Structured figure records

________________________________________

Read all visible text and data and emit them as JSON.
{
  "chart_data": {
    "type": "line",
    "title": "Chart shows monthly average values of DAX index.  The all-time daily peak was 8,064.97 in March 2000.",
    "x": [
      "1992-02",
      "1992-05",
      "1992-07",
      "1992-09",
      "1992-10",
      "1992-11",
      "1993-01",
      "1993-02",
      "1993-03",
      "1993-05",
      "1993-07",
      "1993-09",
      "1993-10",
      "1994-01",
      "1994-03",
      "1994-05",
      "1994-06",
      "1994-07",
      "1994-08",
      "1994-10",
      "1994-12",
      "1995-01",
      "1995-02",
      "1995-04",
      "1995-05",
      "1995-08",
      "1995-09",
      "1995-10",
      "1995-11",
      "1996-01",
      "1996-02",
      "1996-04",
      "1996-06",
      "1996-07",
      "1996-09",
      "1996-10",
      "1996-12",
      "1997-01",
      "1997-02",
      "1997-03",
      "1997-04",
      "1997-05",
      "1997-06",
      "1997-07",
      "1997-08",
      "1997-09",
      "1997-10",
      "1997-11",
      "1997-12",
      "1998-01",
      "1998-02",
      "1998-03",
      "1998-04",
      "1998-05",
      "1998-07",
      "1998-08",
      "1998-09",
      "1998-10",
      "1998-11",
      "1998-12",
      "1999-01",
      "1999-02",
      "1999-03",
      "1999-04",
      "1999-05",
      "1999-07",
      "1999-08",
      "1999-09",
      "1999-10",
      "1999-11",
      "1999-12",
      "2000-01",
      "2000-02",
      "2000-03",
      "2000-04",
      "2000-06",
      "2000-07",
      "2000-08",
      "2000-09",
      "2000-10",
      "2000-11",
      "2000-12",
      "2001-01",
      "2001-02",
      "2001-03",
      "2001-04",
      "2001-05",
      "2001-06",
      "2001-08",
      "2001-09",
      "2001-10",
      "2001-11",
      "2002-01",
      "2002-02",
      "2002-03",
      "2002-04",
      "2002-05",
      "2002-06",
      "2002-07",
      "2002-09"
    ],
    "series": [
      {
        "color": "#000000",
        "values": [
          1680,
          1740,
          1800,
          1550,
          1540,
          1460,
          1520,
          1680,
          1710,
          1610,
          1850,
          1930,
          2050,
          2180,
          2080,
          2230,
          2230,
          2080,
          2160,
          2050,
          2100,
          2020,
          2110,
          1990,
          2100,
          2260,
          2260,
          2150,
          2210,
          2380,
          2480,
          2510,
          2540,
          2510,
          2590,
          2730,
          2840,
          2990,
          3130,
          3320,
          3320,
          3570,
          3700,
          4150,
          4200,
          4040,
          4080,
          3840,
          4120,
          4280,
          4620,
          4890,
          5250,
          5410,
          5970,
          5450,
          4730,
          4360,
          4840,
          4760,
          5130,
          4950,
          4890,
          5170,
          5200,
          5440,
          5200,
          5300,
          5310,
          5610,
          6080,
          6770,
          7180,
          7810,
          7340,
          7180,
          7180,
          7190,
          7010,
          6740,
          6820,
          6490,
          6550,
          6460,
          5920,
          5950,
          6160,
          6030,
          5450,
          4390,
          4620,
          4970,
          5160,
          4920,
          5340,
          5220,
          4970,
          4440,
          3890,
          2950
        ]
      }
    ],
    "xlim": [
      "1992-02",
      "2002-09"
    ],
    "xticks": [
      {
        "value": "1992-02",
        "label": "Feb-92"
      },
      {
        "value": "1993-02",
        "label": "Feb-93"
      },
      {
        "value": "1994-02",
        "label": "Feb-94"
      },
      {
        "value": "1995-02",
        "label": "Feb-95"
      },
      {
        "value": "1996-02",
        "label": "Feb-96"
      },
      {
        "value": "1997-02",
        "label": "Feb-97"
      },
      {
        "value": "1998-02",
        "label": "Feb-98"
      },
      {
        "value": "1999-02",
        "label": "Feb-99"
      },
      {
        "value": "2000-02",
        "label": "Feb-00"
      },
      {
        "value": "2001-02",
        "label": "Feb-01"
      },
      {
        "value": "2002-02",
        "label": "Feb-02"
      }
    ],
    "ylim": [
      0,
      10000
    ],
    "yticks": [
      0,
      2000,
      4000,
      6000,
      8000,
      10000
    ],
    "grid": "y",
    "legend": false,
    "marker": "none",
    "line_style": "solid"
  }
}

________________________________________

• **Problem to work on**
Extract every line above containing the word "values".

• **Finished answer**
    "title": "Chart shows monthly average values of DAX index.  The all-time daily peak was 8,064.97 in March 2000.",
        "values": [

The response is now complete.